> WORK TO COMPLETE
Among the lines below, count those with "Transfer". Give only the number.

Stored data:

# # # #

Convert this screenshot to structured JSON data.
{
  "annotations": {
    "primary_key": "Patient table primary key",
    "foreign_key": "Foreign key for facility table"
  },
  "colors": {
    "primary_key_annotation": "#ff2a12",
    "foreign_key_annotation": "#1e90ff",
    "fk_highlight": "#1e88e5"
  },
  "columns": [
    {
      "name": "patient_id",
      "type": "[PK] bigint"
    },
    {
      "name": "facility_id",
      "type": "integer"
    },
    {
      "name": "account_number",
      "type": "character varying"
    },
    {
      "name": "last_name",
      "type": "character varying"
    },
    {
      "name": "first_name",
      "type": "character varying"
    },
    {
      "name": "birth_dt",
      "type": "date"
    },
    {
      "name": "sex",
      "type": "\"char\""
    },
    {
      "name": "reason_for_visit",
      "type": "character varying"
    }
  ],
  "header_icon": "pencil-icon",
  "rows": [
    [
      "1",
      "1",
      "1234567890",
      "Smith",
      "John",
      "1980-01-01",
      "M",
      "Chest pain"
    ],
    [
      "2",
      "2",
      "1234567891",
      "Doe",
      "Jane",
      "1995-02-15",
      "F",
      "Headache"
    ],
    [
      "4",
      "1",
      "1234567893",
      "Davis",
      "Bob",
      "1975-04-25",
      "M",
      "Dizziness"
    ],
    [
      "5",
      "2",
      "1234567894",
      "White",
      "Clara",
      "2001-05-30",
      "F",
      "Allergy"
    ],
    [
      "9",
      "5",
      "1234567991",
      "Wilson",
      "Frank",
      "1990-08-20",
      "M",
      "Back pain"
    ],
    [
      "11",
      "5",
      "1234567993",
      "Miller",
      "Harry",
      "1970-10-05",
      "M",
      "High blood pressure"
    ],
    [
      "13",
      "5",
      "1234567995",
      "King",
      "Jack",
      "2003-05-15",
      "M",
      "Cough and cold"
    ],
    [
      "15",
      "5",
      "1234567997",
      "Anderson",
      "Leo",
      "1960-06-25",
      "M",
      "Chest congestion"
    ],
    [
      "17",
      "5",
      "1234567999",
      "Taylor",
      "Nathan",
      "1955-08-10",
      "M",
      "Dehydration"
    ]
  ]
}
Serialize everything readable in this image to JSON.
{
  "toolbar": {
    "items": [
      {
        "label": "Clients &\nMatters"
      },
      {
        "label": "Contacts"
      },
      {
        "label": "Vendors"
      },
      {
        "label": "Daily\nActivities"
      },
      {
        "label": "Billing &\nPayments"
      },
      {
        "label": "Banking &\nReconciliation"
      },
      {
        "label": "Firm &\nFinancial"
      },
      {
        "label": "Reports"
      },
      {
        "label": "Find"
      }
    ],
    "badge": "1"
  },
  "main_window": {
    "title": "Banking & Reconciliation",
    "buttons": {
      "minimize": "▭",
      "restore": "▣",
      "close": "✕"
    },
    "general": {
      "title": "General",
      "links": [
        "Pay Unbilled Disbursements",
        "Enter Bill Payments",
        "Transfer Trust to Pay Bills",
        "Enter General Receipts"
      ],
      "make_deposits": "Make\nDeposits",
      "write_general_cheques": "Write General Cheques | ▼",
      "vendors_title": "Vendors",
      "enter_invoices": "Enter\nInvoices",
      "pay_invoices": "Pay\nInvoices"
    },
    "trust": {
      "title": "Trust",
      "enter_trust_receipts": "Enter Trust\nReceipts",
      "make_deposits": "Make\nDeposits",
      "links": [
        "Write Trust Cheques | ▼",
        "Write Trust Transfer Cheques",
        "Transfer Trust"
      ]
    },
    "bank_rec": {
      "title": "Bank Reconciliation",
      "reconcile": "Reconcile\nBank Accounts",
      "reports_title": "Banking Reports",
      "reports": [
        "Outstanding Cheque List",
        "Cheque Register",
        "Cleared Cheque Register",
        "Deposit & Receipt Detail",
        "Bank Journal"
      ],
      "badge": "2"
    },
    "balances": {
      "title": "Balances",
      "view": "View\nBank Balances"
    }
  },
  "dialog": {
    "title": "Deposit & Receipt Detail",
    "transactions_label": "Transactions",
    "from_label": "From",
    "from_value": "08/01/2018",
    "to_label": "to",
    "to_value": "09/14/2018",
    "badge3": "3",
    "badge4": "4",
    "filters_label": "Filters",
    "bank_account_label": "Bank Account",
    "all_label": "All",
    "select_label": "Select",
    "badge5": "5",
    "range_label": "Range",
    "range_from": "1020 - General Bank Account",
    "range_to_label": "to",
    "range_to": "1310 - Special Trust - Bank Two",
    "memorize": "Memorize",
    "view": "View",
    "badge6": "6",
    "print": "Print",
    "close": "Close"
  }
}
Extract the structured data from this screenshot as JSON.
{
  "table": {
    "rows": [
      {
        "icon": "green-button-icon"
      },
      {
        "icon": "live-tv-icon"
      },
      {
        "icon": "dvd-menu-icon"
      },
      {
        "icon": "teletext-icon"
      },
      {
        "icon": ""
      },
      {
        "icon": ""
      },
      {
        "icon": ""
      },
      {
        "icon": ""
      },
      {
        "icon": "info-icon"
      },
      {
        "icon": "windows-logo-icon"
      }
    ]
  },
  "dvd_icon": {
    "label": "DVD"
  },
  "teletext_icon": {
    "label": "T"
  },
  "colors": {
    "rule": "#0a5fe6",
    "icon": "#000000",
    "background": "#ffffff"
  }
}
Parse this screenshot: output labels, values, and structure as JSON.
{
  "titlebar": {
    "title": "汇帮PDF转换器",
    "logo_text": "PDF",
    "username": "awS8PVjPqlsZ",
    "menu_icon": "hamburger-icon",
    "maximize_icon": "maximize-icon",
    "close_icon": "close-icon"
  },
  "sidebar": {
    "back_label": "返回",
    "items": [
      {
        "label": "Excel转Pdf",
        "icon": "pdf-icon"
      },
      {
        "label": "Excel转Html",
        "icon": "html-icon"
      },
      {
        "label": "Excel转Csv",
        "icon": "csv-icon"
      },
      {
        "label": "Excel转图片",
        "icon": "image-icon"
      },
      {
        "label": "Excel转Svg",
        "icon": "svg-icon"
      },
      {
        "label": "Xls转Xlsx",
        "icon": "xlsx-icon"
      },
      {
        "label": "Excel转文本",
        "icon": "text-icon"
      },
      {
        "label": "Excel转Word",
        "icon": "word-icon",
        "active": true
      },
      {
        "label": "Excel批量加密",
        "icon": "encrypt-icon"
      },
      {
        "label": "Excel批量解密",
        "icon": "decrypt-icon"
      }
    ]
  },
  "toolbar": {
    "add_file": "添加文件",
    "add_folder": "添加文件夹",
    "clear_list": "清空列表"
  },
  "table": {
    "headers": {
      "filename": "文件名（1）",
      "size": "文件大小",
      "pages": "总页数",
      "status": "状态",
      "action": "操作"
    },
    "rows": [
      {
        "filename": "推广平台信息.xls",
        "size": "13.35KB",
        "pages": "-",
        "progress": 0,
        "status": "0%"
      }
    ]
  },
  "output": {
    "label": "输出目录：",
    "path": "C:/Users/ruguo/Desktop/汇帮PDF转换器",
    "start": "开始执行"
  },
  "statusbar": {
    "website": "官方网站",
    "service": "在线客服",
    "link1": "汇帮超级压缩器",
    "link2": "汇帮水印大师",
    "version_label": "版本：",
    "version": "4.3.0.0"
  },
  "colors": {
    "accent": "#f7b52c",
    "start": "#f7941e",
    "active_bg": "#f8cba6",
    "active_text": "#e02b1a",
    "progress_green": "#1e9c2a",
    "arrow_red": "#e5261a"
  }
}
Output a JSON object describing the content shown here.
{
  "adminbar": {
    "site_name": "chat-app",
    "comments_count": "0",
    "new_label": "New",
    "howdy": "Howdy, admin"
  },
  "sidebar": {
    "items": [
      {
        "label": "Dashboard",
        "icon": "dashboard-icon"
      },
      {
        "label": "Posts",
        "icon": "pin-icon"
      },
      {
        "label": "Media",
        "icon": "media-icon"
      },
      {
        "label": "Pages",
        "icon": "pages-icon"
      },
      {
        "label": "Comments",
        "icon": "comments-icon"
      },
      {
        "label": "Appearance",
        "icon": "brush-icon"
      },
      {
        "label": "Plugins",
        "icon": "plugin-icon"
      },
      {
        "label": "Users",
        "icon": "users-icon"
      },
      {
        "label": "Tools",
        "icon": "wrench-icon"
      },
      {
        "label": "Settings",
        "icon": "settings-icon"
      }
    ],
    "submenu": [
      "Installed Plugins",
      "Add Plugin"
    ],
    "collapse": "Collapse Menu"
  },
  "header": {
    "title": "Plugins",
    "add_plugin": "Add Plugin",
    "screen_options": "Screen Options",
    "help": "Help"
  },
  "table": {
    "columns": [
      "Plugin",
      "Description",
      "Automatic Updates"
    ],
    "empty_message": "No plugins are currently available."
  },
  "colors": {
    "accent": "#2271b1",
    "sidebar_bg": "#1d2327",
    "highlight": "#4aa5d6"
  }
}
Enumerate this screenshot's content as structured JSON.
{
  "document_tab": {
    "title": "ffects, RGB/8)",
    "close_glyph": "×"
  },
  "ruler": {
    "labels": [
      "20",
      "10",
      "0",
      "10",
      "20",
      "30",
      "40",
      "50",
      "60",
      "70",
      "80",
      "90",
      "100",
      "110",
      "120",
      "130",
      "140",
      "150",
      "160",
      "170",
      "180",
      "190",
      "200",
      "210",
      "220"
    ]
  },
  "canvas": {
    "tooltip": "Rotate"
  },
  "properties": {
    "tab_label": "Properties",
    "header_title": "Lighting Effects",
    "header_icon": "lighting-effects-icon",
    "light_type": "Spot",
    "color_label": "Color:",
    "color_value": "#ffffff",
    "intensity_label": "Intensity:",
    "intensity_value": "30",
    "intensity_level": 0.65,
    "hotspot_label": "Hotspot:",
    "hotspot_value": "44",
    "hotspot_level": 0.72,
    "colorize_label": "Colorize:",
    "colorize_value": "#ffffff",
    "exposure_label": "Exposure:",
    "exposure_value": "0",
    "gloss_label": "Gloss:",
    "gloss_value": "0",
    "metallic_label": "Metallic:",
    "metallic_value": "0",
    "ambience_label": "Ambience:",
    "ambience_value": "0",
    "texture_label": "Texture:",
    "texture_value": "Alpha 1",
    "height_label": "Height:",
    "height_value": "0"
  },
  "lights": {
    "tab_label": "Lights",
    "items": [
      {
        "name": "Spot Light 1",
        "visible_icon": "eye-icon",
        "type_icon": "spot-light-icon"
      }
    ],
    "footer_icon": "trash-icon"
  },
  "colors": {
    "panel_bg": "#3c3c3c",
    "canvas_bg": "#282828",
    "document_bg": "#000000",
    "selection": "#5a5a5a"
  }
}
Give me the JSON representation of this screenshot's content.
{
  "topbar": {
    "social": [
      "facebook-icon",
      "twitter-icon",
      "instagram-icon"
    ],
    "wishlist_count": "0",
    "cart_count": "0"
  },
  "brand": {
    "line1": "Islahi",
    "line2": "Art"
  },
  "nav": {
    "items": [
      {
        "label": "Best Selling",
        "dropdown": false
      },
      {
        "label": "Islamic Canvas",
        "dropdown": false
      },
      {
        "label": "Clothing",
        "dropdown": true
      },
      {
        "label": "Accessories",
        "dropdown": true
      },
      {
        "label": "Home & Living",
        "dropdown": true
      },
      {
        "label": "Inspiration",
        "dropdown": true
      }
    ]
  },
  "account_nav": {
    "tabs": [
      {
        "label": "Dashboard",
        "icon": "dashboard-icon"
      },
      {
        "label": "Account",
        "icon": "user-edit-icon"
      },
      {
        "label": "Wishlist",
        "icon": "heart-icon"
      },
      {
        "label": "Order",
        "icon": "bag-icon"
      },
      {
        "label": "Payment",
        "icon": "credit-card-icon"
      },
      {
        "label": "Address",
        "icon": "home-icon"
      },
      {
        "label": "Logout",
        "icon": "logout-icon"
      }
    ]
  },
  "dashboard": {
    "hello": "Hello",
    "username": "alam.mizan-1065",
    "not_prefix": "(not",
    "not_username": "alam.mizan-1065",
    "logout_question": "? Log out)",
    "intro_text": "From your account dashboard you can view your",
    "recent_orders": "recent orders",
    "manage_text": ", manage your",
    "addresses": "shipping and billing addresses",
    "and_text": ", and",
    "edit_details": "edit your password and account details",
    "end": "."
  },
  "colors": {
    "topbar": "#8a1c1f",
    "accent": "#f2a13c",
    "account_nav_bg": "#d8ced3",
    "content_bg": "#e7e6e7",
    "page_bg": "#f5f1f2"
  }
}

# # # #

> ANSWER FOR THE TASK
3